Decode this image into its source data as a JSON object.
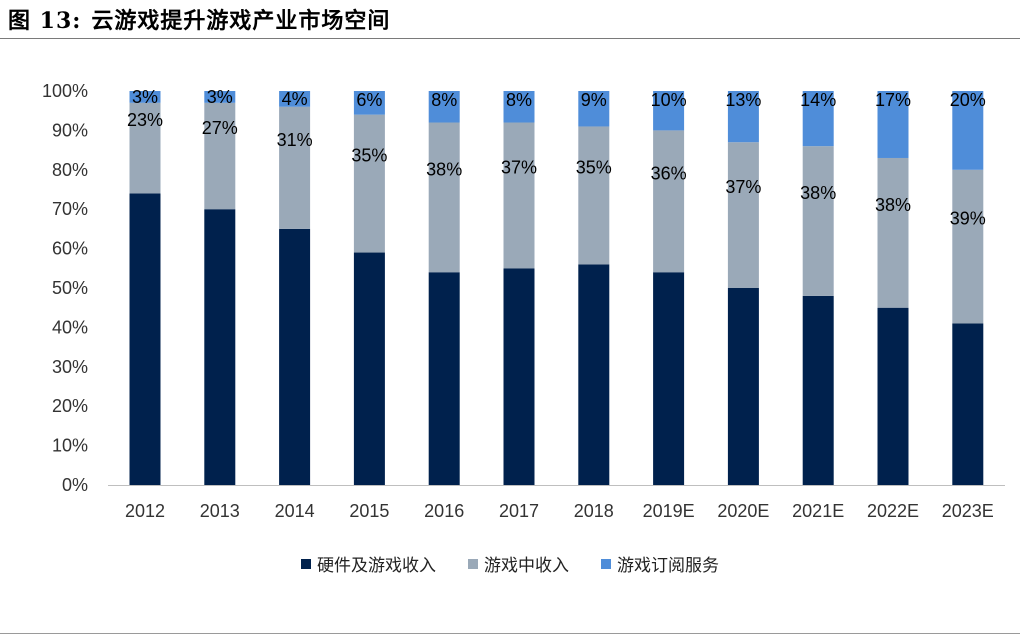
{
  "header": {
    "figure_no": "图 13:",
    "title": "云游戏提升游戏产业市场空间"
  },
  "colors": {
    "hardware": "#00214d",
    "in_game": "#9aa9b8",
    "subscription": "#4f8dd9"
  },
  "chart_data": {
    "type": "bar",
    "stacked": true,
    "percent_stacked": true,
    "title": "",
    "xlabel": "",
    "ylabel": "",
    "ylim": [
      0,
      100
    ],
    "yticks": [
      "0%",
      "10%",
      "20%",
      "30%",
      "40%",
      "50%",
      "60%",
      "70%",
      "80%",
      "90%",
      "100%"
    ],
    "categories": [
      "2012",
      "2013",
      "2014",
      "2015",
      "2016",
      "2017",
      "2018",
      "2019E",
      "2020E",
      "2021E",
      "2022E",
      "2023E"
    ],
    "series": [
      {
        "name": "硬件及游戏收入",
        "values": [
          74,
          70,
          65,
          59,
          54,
          55,
          56,
          54,
          50,
          48,
          45,
          41
        ],
        "labels": [
          "",
          "",
          "",
          "",
          "",
          "",
          "",
          "",
          "",
          "",
          "",
          ""
        ]
      },
      {
        "name": "游戏中收入",
        "values": [
          23,
          27,
          31,
          35,
          38,
          37,
          35,
          36,
          37,
          38,
          38,
          39
        ],
        "labels": [
          "23%",
          "27%",
          "31%",
          "35%",
          "38%",
          "37%",
          "35%",
          "36%",
          "37%",
          "38%",
          "38%",
          "39%"
        ]
      },
      {
        "name": "游戏订阅服务",
        "values": [
          3,
          3,
          4,
          6,
          8,
          8,
          9,
          10,
          13,
          14,
          17,
          20
        ],
        "labels": [
          "3%",
          "3%",
          "4%",
          "6%",
          "8%",
          "8%",
          "9%",
          "10%",
          "13%",
          "14%",
          "17%",
          "20%"
        ]
      }
    ],
    "legend_position": "bottom",
    "grid": false
  }
}
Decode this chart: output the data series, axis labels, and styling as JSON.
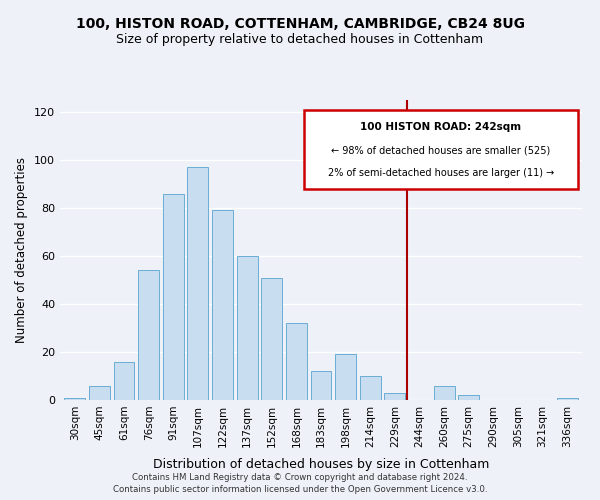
{
  "title": "100, HISTON ROAD, COTTENHAM, CAMBRIDGE, CB24 8UG",
  "subtitle": "Size of property relative to detached houses in Cottenham",
  "xlabel": "Distribution of detached houses by size in Cottenham",
  "ylabel": "Number of detached properties",
  "bar_labels": [
    "30sqm",
    "45sqm",
    "61sqm",
    "76sqm",
    "91sqm",
    "107sqm",
    "122sqm",
    "137sqm",
    "152sqm",
    "168sqm",
    "183sqm",
    "198sqm",
    "214sqm",
    "229sqm",
    "244sqm",
    "260sqm",
    "275sqm",
    "290sqm",
    "305sqm",
    "321sqm",
    "336sqm"
  ],
  "bar_heights": [
    1,
    6,
    16,
    54,
    86,
    97,
    79,
    60,
    51,
    32,
    12,
    19,
    10,
    3,
    0,
    6,
    2,
    0,
    0,
    0,
    1
  ],
  "bar_color": "#c8ddef",
  "bar_edge_color": "#6aadd5",
  "vline_color": "#aa0000",
  "annotation_title": "100 HISTON ROAD: 242sqm",
  "annotation_line1": "← 98% of detached houses are smaller (525)",
  "annotation_line2": "2% of semi-detached houses are larger (11) →",
  "annotation_box_color": "#cc0000",
  "annotation_bg": "#ffffff",
  "ylim": [
    0,
    125
  ],
  "yticks": [
    0,
    20,
    40,
    60,
    80,
    100,
    120
  ],
  "footer1": "Contains HM Land Registry data © Crown copyright and database right 2024.",
  "footer2": "Contains public sector information licensed under the Open Government Licence v3.0.",
  "background_color": "#eef2f8",
  "grid_color": "#ffffff",
  "title_fontsize": 10,
  "subtitle_fontsize": 9
}
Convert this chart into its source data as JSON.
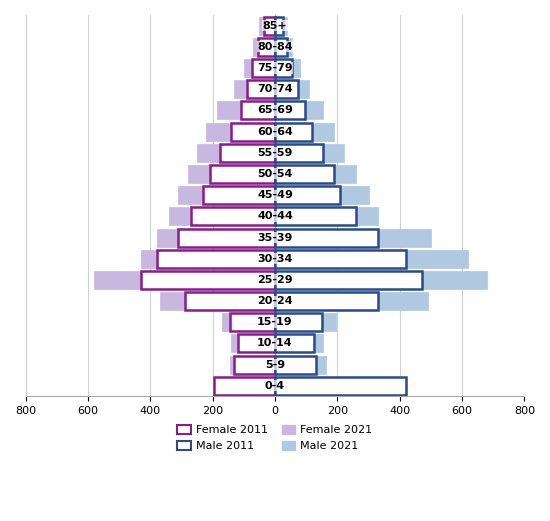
{
  "age_groups": [
    "0-4",
    "5-9",
    "10-14",
    "15-19",
    "20-24",
    "25-29",
    "30-34",
    "35-39",
    "40-44",
    "45-49",
    "50-54",
    "55-59",
    "60-64",
    "65-69",
    "70-74",
    "75-79",
    "80-84",
    "85+"
  ],
  "female_2011": [
    195,
    130,
    120,
    145,
    290,
    430,
    380,
    310,
    270,
    230,
    210,
    175,
    140,
    110,
    90,
    75,
    55,
    35
  ],
  "female_2021": [
    185,
    145,
    140,
    170,
    370,
    580,
    430,
    380,
    340,
    310,
    280,
    250,
    220,
    185,
    130,
    100,
    70,
    50
  ],
  "male_2011": [
    420,
    130,
    125,
    150,
    330,
    470,
    420,
    330,
    260,
    210,
    190,
    155,
    120,
    95,
    75,
    55,
    40,
    25
  ],
  "male_2021": [
    375,
    165,
    155,
    195,
    490,
    680,
    620,
    500,
    330,
    300,
    260,
    220,
    190,
    155,
    110,
    80,
    55,
    40
  ],
  "xlim": 800,
  "bar_height": 0.85,
  "female_2011_facecolor": "#ffffff",
  "female_2011_edgecolor": "#8B1A8B",
  "female_2021_facecolor": "#C8B8E0",
  "female_2021_edgecolor": "#C8B8E0",
  "male_2011_facecolor": "#ffffff",
  "male_2011_edgecolor": "#2B4A8A",
  "male_2021_facecolor": "#B0C8E0",
  "male_2021_edgecolor": "#B0C8E0",
  "grid_color": "#d0d0d0",
  "background_color": "#ffffff",
  "label_fontsize": 8,
  "tick_fontsize": 8,
  "legend_fontsize": 8
}
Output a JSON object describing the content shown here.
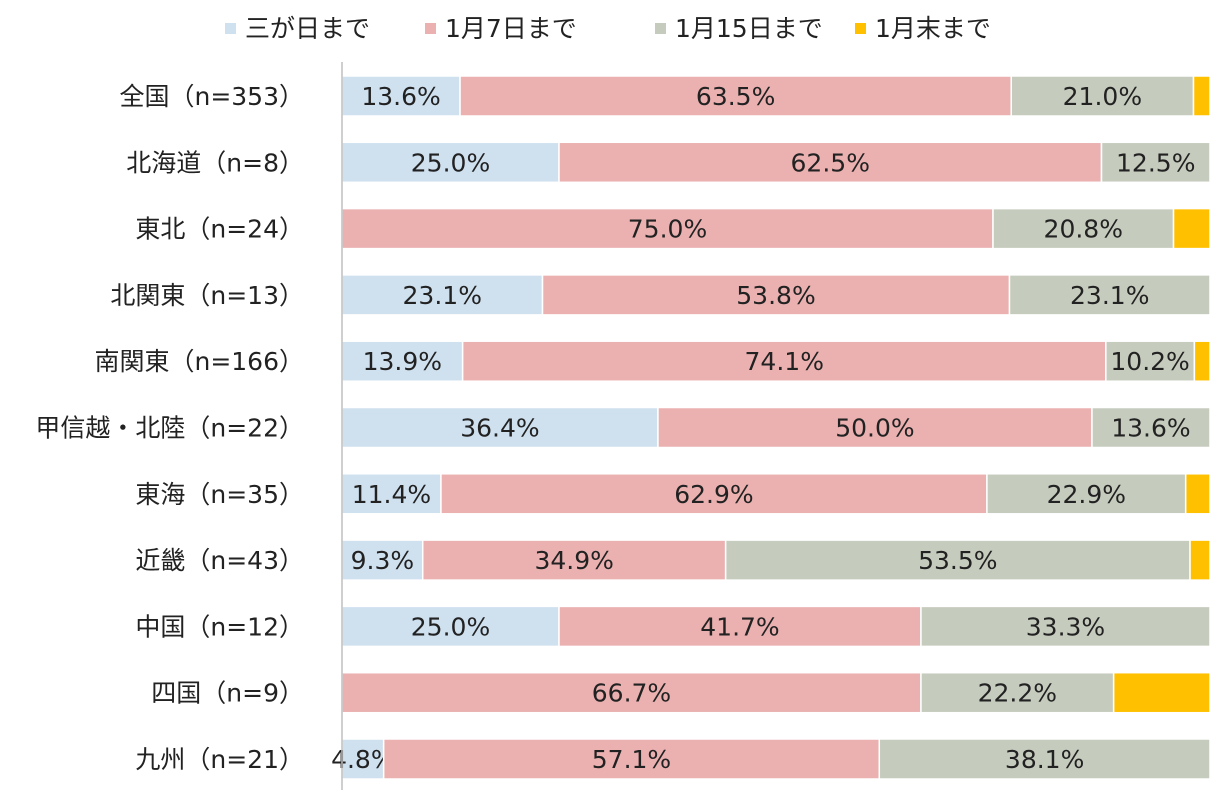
{
  "chart_data": {
    "type": "bar",
    "orientation": "horizontal",
    "stacked": "percent",
    "title": "",
    "xlabel": "",
    "ylabel": "",
    "xlim": [
      0,
      100
    ],
    "grid": false,
    "legend_position": "top",
    "categories": [
      "全国（n=353）",
      "北海道（n=8）",
      "東北（n=24）",
      "北関東（n=13）",
      "南関東（n=166）",
      "甲信越・北陸（n=22）",
      "東海（n=35）",
      "近畿（n=43）",
      "中国（n=12）",
      "四国（n=9）",
      "九州（n=21）"
    ],
    "series": [
      {
        "name": "三が日まで",
        "color": "#cfe0ef",
        "values": [
          13.6,
          25.0,
          0,
          23.1,
          13.9,
          36.4,
          11.4,
          9.3,
          25.0,
          0,
          4.8
        ],
        "labels": [
          "13.6%",
          "25.0%",
          "",
          "23.1%",
          "13.9%",
          "36.4%",
          "11.4%",
          "9.3%",
          "25.0%",
          "",
          "4.8%"
        ]
      },
      {
        "name": "1月7日まで",
        "color": "#eab1b0",
        "values": [
          63.5,
          62.5,
          75.0,
          53.8,
          74.1,
          50.0,
          62.9,
          34.9,
          41.7,
          66.7,
          57.1
        ],
        "labels": [
          "63.5%",
          "62.5%",
          "75.0%",
          "53.8%",
          "74.1%",
          "50.0%",
          "62.9%",
          "34.9%",
          "41.7%",
          "66.7%",
          "57.1%"
        ]
      },
      {
        "name": "1月15日まで",
        "color": "#c5cbbd",
        "values": [
          21.0,
          12.5,
          20.8,
          23.1,
          10.2,
          13.6,
          22.9,
          53.5,
          33.3,
          22.2,
          38.1
        ],
        "labels": [
          "21.0%",
          "12.5%",
          "20.8%",
          "23.1%",
          "10.2%",
          "13.6%",
          "22.9%",
          "53.5%",
          "33.3%",
          "22.2%",
          "38.1%"
        ]
      },
      {
        "name": "1月末まで",
        "color": "#ffc000",
        "values": [
          1.9,
          0,
          4.2,
          0,
          1.8,
          0,
          2.8,
          2.3,
          0,
          11.1,
          0
        ],
        "labels": [
          "",
          "",
          "",
          "",
          "",
          "",
          "",
          "",
          "",
          "",
          ""
        ]
      }
    ]
  }
}
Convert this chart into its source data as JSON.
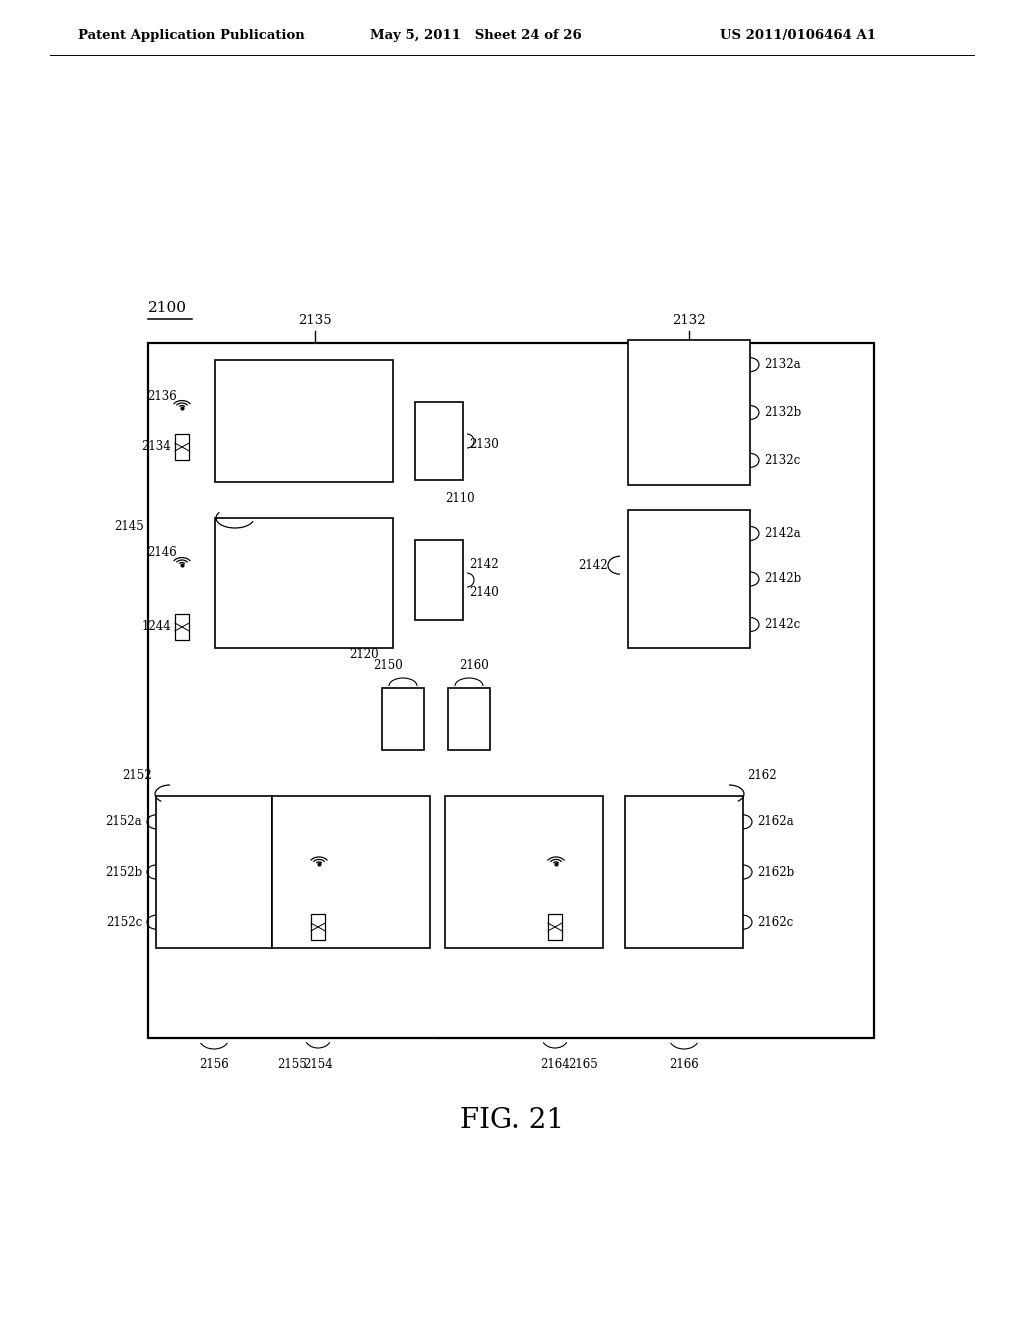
{
  "bg_color": "#ffffff",
  "header_left": "Patent Application Publication",
  "header_mid": "May 5, 2011   Sheet 24 of 26",
  "header_right": "US 2011/0106464 A1",
  "figure_label": "FIG. 21"
}
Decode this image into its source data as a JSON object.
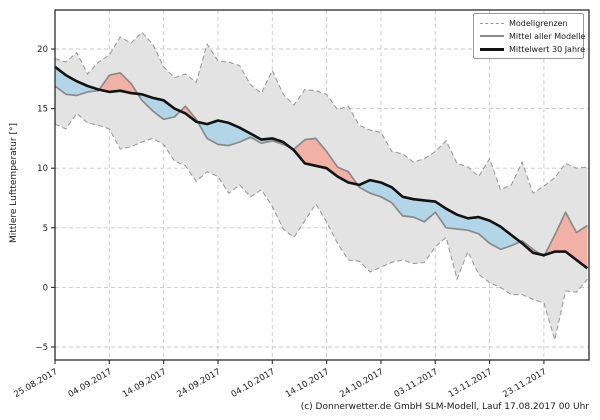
{
  "figure": {
    "y_axis_label": "Mittlere Lufttemperatur [°]",
    "caption": "(c) Donnerwetter.de GmbH SLM-Modell, Lauf 17.08.2017 00 Uhr"
  },
  "legend": {
    "position": "upper right",
    "items": [
      {
        "label": "Modellgrenzen",
        "style": "dashed-gray",
        "line_sample": "dashed-gray-line-icon"
      },
      {
        "label": "Mittel aller Modelle",
        "style": "solid-gray",
        "line_sample": "solid-gray-line-icon"
      },
      {
        "label": "Mittelwert 30 Jahre",
        "style": "thick-black",
        "line_sample": "thick-black-line-icon"
      }
    ]
  },
  "colors": {
    "background": "#ffffff",
    "frame": "#2b2b2b",
    "grid": "#c9c9c9",
    "envelope_fill": "#e3e3e3",
    "bounds_line": "#9c9c9c",
    "model_mean_line": "#8a8a8a",
    "climate_mean_line": "#121212",
    "warm_anomaly_fill": "#f2b1a7",
    "cold_anomaly_fill": "#b2d5e8",
    "tick_text": "#1a1a1a"
  },
  "chart_data": {
    "type": "line",
    "title": "",
    "xlabel": "",
    "ylabel": "Mittlere Lufttemperatur [°]",
    "ylim": [
      -6.1,
      23.3
    ],
    "yticks": [
      -5,
      0,
      5,
      10,
      15,
      20
    ],
    "grid": true,
    "legend_position": "upper right",
    "x_tick_days": [
      0,
      10,
      20,
      30,
      40,
      50,
      60,
      70,
      80,
      90
    ],
    "x_tick_labels": [
      "25.08.2017",
      "04.09.2017",
      "14.09.2017",
      "24.09.2017",
      "04.10.2017",
      "14.10.2017",
      "24.10.2017",
      "03.11.2017",
      "13.11.2017",
      "23.11.2017"
    ],
    "x_day_span": 98.3,
    "days": [
      0,
      2,
      4,
      6,
      8,
      10,
      12,
      14,
      16,
      18,
      20,
      22,
      24,
      26,
      28,
      30,
      32,
      34,
      36,
      38,
      40,
      42,
      44,
      46,
      48,
      50,
      52,
      54,
      56,
      58,
      60,
      62,
      64,
      66,
      68,
      70,
      72,
      74,
      76,
      78,
      80,
      82,
      84,
      86,
      88,
      90,
      92,
      94,
      96,
      98
    ],
    "series": [
      {
        "name": "Modellgrenzen (obere Grenze)",
        "role": "upper_bound",
        "values": [
          19.2,
          18.9,
          19.7,
          17.9,
          18.9,
          19.5,
          21.0,
          20.5,
          21.4,
          20.4,
          18.5,
          17.6,
          17.9,
          17.2,
          20.4,
          19.0,
          18.9,
          18.6,
          17.0,
          16.3,
          18.2,
          16.2,
          15.3,
          16.6,
          16.5,
          16.2,
          14.9,
          15.2,
          13.6,
          13.2,
          13.0,
          11.4,
          11.2,
          10.5,
          10.8,
          11.4,
          12.3,
          10.4,
          10.1,
          9.3,
          10.8,
          8.2,
          8.6,
          10.5,
          7.9,
          8.5,
          9.2,
          10.4,
          10.0,
          10.1
        ]
      },
      {
        "name": "Modellgrenzen (untere Grenze)",
        "role": "lower_bound",
        "values": [
          13.7,
          13.3,
          14.6,
          13.8,
          13.6,
          13.3,
          11.6,
          11.8,
          12.2,
          12.5,
          12.0,
          10.6,
          10.2,
          8.9,
          9.7,
          9.3,
          7.9,
          8.6,
          7.6,
          8.2,
          6.8,
          4.9,
          4.2,
          5.6,
          7.0,
          5.5,
          3.7,
          2.3,
          2.2,
          1.3,
          1.7,
          2.1,
          2.3,
          2.0,
          2.1,
          3.4,
          4.2,
          0.7,
          3.0,
          1.1,
          0.4,
          0.0,
          -0.6,
          -0.6,
          -1.0,
          -1.3,
          -4.4,
          -0.3,
          -0.4,
          0.7
        ]
      },
      {
        "name": "Mittel aller Modelle",
        "role": "model_mean",
        "values": [
          16.9,
          16.2,
          16.1,
          16.4,
          16.5,
          17.8,
          18.0,
          17.1,
          15.7,
          14.8,
          14.1,
          14.3,
          15.2,
          14.1,
          12.5,
          12.0,
          11.9,
          12.2,
          12.6,
          12.1,
          12.3,
          12.0,
          11.6,
          12.4,
          12.5,
          11.4,
          10.1,
          9.7,
          8.4,
          7.9,
          7.6,
          7.1,
          6.0,
          5.9,
          5.5,
          6.3,
          5.0,
          4.9,
          4.8,
          4.5,
          3.7,
          3.2,
          3.5,
          3.9,
          3.2,
          2.6,
          4.4,
          6.3,
          4.6,
          5.2
        ]
      },
      {
        "name": "Mittelwert 30 Jahre",
        "role": "climate_mean",
        "values": [
          18.5,
          17.8,
          17.3,
          16.9,
          16.6,
          16.4,
          16.5,
          16.3,
          16.2,
          15.9,
          15.7,
          15.0,
          14.6,
          13.9,
          13.7,
          14.0,
          13.8,
          13.4,
          12.9,
          12.4,
          12.5,
          12.2,
          11.5,
          10.4,
          10.2,
          10.0,
          9.3,
          8.8,
          8.6,
          9.0,
          8.8,
          8.4,
          7.6,
          7.4,
          7.3,
          7.2,
          6.6,
          6.1,
          5.8,
          5.9,
          5.6,
          5.1,
          4.4,
          3.7,
          2.9,
          2.7,
          3.0,
          3.0,
          2.3,
          1.6
        ]
      }
    ]
  }
}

* * * * * * *

[Work to complete]:
Identify and list each line with the word "black".

[The completed task]:
        "style": "thick-black",
        "line_sample": "thick-black-line-icon"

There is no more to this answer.